EXERCISE PROMPT. Set down each record exactly as written.

SOURCE DATA.

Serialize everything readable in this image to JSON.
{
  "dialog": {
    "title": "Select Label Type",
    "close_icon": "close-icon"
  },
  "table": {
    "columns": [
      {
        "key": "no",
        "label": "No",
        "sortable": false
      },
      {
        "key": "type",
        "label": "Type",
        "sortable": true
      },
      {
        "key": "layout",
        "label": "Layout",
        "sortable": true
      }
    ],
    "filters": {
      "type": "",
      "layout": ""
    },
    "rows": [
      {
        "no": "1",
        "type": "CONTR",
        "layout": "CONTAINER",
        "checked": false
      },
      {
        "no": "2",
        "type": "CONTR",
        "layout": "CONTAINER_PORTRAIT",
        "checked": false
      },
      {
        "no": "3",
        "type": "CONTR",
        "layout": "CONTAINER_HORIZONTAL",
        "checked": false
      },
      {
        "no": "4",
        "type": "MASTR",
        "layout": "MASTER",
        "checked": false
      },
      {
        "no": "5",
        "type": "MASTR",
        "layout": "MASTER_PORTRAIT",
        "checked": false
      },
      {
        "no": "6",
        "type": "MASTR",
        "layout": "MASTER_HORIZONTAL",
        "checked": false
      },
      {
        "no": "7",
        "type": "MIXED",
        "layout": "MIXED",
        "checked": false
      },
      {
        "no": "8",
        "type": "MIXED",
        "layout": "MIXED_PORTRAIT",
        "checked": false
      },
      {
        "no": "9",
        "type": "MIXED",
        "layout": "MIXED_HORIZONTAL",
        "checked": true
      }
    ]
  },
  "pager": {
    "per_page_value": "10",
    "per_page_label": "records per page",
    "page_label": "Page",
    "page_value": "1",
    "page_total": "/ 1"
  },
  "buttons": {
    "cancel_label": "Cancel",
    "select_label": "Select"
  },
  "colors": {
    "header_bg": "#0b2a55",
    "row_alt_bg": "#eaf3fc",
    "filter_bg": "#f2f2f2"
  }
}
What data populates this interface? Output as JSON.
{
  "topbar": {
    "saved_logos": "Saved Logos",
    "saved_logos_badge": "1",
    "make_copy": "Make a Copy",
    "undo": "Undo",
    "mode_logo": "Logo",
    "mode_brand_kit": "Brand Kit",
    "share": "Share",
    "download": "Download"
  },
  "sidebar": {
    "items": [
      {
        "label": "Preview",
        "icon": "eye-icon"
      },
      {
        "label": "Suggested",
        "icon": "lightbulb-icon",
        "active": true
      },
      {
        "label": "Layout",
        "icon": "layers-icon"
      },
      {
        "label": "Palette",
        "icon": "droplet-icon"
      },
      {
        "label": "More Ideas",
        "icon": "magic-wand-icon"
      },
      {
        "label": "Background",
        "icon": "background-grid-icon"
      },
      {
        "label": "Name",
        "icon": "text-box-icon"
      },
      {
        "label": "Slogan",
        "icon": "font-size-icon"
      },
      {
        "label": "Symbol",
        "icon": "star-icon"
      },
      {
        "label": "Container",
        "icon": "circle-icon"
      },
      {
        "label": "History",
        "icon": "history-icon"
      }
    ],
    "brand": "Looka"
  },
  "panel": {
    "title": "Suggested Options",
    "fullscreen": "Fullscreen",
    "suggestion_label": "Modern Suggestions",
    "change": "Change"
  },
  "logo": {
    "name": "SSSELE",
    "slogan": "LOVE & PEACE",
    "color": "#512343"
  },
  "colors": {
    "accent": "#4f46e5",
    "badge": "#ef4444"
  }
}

SOLUTION BELOW.
Serialize everything readable in this image to JSON.
{
  "dialog": {
    "title": "Select Label Type",
    "close_icon": "close-icon"
  },
  "table": {
    "columns": [
      {
        "key": "no",
        "label": "No",
        "sortable": false
      },
      {
        "key": "type",
        "label": "Type",
        "sortable": true
      },
      {
        "key": "layout",
        "label": "Layout",
        "sortable": true
      }
    ],
    "filters": {
      "type": "",
      "layout": ""
    },
    "rows": [
      {
        "no": "1",
        "type": "CONTR",
        "layout": "CONTAINER",
        "checked": false
      },
      {
        "no": "2",
        "type": "CONTR",
        "layout": "CONTAINER_PORTRAIT",
        "checked": false
      },
      {
        "no": "3",
        "type": "CONTR",
        "layout": "CONTAINER_HORIZONTAL",
        "checked": false
      },
      {
        "no": "4",
        "type": "MASTR",
        "layout": "MASTER",
        "checked": false
      },
      {
        "no": "5",
        "type": "MASTR",
        "layout": "MASTER_PORTRAIT",
        "checked": false
      },
      {
        "no": "6",
        "type": "MASTR",
        "layout": "MASTER_HORIZONTAL",
        "checked": false
      },
      {
        "no": "7",
        "type": "MIXED",
        "layout": "MIXED",
        "checked": false
      },
      {
        "no": "8",
        "type": "MIXED",
        "layout": "MIXED_PORTRAIT",
        "checked": false
      },
      {
        "no": "9",
        "type": "MIXED",
        "layout": "MIXED_HORIZONTAL",
        "checked": true
      }
    ]
  },
  "pager": {
    "per_page_value": "10",
    "per_page_label": "records per page",
    "page_label": "Page",
    "page_value": "1",
    "page_total": "/ 1"
  },
  "buttons": {
    "cancel_label": "Cancel",
    "select_label": "Select"
  },
  "colors": {
    "header_bg": "#0b2a55",
    "row_alt_bg": "#eaf3fc",
    "filter_bg": "#f2f2f2"
  }
}
What data populates this interface? Output as JSON.
{
  "topbar": {
    "saved_logos": "Saved Logos",
    "saved_logos_badge": "1",
    "make_copy": "Make a Copy",
    "undo": "Undo",
    "mode_logo": "Logo",
    "mode_brand_kit": "Brand Kit",
    "share": "Share",
    "download": "Download"
  },
  "sidebar": {
    "items": [
      {
        "label": "Preview",
        "icon": "eye-icon"
      },
      {
        "label": "Suggested",
        "icon": "lightbulb-icon",
        "active": true
      },
      {
        "label": "Layout",
        "icon": "layers-icon"
      },
      {
        "label": "Palette",
        "icon": "droplet-icon"
      },
      {
        "label": "More Ideas",
        "icon": "magic-wand-icon"
      },
      {
        "label": "Background",
        "icon": "background-grid-icon"
      },
      {
        "label": "Name",
        "icon": "text-box-icon"
      },
      {
        "label": "Slogan",
        "icon": "font-size-icon"
      },
      {
        "label": "Symbol",
        "icon": "star-icon"
      },
      {
        "label": "Container",
        "icon": "circle-icon"
      },
      {
        "label": "History",
        "icon": "history-icon"
      }
    ],
    "brand": "Looka"
  },
  "panel": {
    "title": "Suggested Options",
    "fullscreen": "Fullscreen",
    "suggestion_label": "Modern Suggestions",
    "change": "Change"
  },
  "logo": {
    "name": "SSSELE",
    "slogan": "LOVE & PEACE",
    "color": "#512343"
  },
  "colors": {
    "accent": "#4f46e5",
    "badge": "#ef4444"
  }
}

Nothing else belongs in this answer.